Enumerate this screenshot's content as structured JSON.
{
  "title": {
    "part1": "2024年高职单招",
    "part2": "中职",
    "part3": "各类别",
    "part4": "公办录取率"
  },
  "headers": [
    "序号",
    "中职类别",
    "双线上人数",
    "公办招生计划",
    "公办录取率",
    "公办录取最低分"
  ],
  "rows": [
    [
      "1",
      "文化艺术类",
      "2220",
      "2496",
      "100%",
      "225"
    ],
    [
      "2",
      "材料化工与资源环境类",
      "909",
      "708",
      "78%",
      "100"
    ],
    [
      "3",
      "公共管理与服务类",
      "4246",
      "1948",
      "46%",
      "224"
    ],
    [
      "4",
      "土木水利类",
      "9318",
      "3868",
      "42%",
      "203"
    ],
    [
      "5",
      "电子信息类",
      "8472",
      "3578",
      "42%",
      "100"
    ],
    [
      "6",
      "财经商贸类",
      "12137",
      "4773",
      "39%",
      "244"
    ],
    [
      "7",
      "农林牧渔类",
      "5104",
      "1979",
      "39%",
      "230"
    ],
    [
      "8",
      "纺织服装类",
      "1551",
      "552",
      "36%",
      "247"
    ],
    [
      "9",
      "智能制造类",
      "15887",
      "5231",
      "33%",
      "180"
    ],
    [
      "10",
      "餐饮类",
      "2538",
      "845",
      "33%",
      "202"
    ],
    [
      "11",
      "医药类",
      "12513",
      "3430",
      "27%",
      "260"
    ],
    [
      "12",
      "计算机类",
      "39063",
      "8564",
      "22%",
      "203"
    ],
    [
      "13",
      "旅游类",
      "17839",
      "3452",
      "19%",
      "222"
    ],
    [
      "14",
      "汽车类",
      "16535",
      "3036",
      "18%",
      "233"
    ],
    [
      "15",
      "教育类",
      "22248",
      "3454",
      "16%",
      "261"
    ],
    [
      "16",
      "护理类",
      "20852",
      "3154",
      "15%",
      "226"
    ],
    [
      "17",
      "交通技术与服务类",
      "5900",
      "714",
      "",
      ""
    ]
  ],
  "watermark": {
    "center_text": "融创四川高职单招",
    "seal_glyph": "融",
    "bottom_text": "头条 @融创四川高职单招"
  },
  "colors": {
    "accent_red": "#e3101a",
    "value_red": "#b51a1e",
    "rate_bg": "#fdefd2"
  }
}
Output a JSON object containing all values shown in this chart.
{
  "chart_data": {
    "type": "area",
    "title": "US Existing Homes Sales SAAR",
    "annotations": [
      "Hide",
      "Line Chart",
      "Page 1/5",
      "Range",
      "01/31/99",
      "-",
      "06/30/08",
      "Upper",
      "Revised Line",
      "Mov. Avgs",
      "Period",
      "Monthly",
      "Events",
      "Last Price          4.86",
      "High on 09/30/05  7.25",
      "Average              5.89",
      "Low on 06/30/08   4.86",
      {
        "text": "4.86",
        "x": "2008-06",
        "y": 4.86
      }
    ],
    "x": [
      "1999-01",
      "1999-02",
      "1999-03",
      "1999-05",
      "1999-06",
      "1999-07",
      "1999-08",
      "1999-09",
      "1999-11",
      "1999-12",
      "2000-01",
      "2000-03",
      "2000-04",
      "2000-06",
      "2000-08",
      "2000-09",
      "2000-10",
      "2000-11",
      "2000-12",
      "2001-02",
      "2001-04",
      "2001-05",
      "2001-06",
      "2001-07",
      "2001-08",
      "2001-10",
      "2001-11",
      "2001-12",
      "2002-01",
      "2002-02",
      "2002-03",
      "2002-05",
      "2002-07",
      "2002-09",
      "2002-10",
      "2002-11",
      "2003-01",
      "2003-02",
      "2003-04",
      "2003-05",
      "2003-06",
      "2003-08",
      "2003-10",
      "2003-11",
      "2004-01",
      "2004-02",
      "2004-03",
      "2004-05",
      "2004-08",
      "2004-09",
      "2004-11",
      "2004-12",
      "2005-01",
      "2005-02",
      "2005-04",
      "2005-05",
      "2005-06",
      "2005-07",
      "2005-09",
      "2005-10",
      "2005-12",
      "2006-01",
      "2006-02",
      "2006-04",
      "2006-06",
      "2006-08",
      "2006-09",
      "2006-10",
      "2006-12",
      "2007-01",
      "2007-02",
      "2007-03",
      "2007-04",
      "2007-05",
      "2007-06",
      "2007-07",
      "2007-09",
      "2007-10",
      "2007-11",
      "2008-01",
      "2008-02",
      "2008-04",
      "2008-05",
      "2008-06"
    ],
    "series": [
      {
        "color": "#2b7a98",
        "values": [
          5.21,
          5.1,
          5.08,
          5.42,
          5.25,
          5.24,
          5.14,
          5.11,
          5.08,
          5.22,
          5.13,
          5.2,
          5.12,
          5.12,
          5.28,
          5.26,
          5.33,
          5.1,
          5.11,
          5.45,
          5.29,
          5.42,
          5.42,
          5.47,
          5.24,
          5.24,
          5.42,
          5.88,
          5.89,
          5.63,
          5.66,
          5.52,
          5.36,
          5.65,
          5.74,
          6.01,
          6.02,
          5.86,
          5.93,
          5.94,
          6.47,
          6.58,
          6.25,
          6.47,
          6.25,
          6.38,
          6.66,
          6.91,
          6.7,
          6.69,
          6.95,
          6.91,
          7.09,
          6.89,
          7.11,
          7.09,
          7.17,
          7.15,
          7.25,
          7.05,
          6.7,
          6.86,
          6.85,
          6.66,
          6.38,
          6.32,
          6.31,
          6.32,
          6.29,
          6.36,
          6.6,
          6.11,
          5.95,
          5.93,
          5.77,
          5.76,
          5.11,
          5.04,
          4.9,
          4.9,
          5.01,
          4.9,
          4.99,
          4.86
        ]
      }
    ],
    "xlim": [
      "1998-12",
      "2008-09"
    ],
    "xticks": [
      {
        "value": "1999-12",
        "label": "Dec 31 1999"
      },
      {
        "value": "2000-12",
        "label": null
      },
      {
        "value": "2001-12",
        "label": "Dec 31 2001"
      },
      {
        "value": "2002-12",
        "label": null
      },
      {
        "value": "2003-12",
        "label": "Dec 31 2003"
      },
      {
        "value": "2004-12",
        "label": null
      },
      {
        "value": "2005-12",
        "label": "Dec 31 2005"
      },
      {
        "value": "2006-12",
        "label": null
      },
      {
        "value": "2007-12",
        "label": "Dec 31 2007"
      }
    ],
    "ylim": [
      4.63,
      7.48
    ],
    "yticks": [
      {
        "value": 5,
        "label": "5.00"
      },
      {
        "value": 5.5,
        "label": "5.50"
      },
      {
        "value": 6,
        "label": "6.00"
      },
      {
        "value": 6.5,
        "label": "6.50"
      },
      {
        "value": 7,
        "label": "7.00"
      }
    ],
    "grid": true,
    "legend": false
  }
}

+===+

> [YOUR TASK]
Print out every entry, keeping each one exact.

> [RESPONSE FOR THIS EXERCISE]
Enumerate this screenshot's content as structured JSON.
{
  "title": {
    "part1": "2024年高职单招",
    "part2": "中职",
    "part3": "各类别",
    "part4": "公办录取率"
  },
  "headers": [
    "序号",
    "中职类别",
    "双线上人数",
    "公办招生计划",
    "公办录取率",
    "公办录取最低分"
  ],
  "rows": [
    [
      "1",
      "文化艺术类",
      "2220",
      "2496",
      "100%",
      "225"
    ],
    [
      "2",
      "材料化工与资源环境类",
      "909",
      "708",
      "78%",
      "100"
    ],
    [
      "3",
      "公共管理与服务类",
      "4246",
      "1948",
      "46%",
      "224"
    ],
    [
      "4",
      "土木水利类",
      "9318",
      "3868",
      "42%",
      "203"
    ],
    [
      "5",
      "电子信息类",
      "8472",
      "3578",
      "42%",
      "100"
    ],
    [
      "6",
      "财经商贸类",
      "12137",
      "4773",
      "39%",
      "244"
    ],
    [
      "7",
      "农林牧渔类",
      "5104",
      "1979",
      "39%",
      "230"
    ],
    [
      "8",
      "纺织服装类",
      "1551",
      "552",
      "36%",
      "247"
    ],
    [
      "9",
      "智能制造类",
      "15887",
      "5231",
      "33%",
      "180"
    ],
    [
      "10",
      "餐饮类",
      "2538",
      "845",
      "33%",
      "202"
    ],
    [
      "11",
      "医药类",
      "12513",
      "3430",
      "27%",
      "260"
    ],
    [
      "12",
      "计算机类",
      "39063",
      "8564",
      "22%",
      "203"
    ],
    [
      "13",
      "旅游类",
      "17839",
      "3452",
      "19%",
      "222"
    ],
    [
      "14",
      "汽车类",
      "16535",
      "3036",
      "18%",
      "233"
    ],
    [
      "15",
      "教育类",
      "22248",
      "3454",
      "16%",
      "261"
    ],
    [
      "16",
      "护理类",
      "20852",
      "3154",
      "15%",
      "226"
    ],
    [
      "17",
      "交通技术与服务类",
      "5900",
      "714",
      "",
      ""
    ]
  ],
  "watermark": {
    "center_text": "融创四川高职单招",
    "seal_glyph": "融",
    "bottom_text": "头条 @融创四川高职单招"
  },
  "colors": {
    "accent_red": "#e3101a",
    "value_red": "#b51a1e",
    "rate_bg": "#fdefd2"
  }
}
Output a JSON object containing all values shown in this chart.
{
  "chart_data": {
    "type": "area",
    "title": "US Existing Homes Sales SAAR",
    "annotations": [
      "Hide",
      "Line Chart",
      "Page 1/5",
      "Range",
      "01/31/99",
      "-",
      "06/30/08",
      "Upper",
      "Revised Line",
      "Mov. Avgs",
      "Period",
      "Monthly",
      "Events",
      "Last Price          4.86",
      "High on 09/30/05  7.25",
      "Average              5.89",
      "Low on 06/30/08   4.86",
      {
        "text": "4.86",
        "x": "2008-06",
        "y": 4.86
      }
    ],
    "x": [
      "1999-01",
      "1999-02",
      "1999-03",
      "1999-05",
      "1999-06",
      "1999-07",
      "1999-08",
      "1999-09",
      "1999-11",
      "1999-12",
      "2000-01",
      "2000-03",
      "2000-04",
      "2000-06",
      "2000-08",
      "2000-09",
      "2000-10",
      "2000-11",
      "2000-12",
      "2001-02",
      "2001-04",
      "2001-05",
      "2001-06",
      "2001-07",
      "2001-08",
      "2001-10",
      "2001-11",
      "2001-12",
      "2002-01",
      "2002-02",
      "2002-03",
      "2002-05",
      "2002-07",
      "2002-09",
      "2002-10",
      "2002-11",
      "2003-01",
      "2003-02",
      "2003-04",
      "2003-05",
      "2003-06",
      "2003-08",
      "2003-10",
      "2003-11",
      "2004-01",
      "2004-02",
      "2004-03",
      "2004-05",
      "2004-08",
      "2004-09",
      "2004-11",
      "2004-12",
      "2005-01",
      "2005-02",
      "2005-04",
      "2005-05",
      "2005-06",
      "2005-07",
      "2005-09",
      "2005-10",
      "2005-12",
      "2006-01",
      "2006-02",
      "2006-04",
      "2006-06",
      "2006-08",
      "2006-09",
      "2006-10",
      "2006-12",
      "2007-01",
      "2007-02",
      "2007-03",
      "2007-04",
      "2007-05",
      "2007-06",
      "2007-07",
      "2007-09",
      "2007-10",
      "2007-11",
      "2008-01",
      "2008-02",
      "2008-04",
      "2008-05",
      "2008-06"
    ],
    "series": [
      {
        "color": "#2b7a98",
        "values": [
          5.21,
          5.1,
          5.08,
          5.42,
          5.25,
          5.24,
          5.14,
          5.11,
          5.08,
          5.22,
          5.13,
          5.2,
          5.12,
          5.12,
          5.28,
          5.26,
          5.33,
          5.1,
          5.11,
          5.45,
          5.29,
          5.42,
          5.42,
          5.47,
          5.24,
          5.24,
          5.42,
          5.88,
          5.89,
          5.63,
          5.66,
          5.52,
          5.36,
          5.65,
          5.74,
          6.01,
          6.02,
          5.86,
          5.93,
          5.94,
          6.47,
          6.58,
          6.25,
          6.47,
          6.25,
          6.38,
          6.66,
          6.91,
          6.7,
          6.69,
          6.95,
          6.91,
          7.09,
          6.89,
          7.11,
          7.09,
          7.17,
          7.15,
          7.25,
          7.05,
          6.7,
          6.86,
          6.85,
          6.66,
          6.38,
          6.32,
          6.31,
          6.32,
          6.29,
          6.36,
          6.6,
          6.11,
          5.95,
          5.93,
          5.77,
          5.76,
          5.11,
          5.04,
          4.9,
          4.9,
          5.01,
          4.9,
          4.99,
          4.86
        ]
      }
    ],
    "xlim": [
      "1998-12",
      "2008-09"
    ],
    "xticks": [
      {
        "value": "1999-12",
        "label": "Dec 31 1999"
      },
      {
        "value": "2000-12",
        "label": null
      },
      {
        "value": "2001-12",
        "label": "Dec 31 2001"
      },
      {
        "value": "2002-12",
        "label": null
      },
      {
        "value": "2003-12",
        "label": "Dec 31 2003"
      },
      {
        "value": "2004-12",
        "label": null
      },
      {
        "value": "2005-12",
        "label": "Dec 31 2005"
      },
      {
        "value": "2006-12",
        "label": null
      },
      {
        "value": "2007-12",
        "label": "Dec 31 2007"
      }
    ],
    "ylim": [
      4.63,
      7.48
    ],
    "yticks": [
      {
        "value": 5,
        "label": "5.00"
      },
      {
        "value": 5.5,
        "label": "5.50"
      },
      {
        "value": 6,
        "label": "6.00"
      },
      {
        "value": 6.5,
        "label": "6.50"
      },
      {
        "value": 7,
        "label": "7.00"
      }
    ],
    "grid": true,
    "legend": false
  }
}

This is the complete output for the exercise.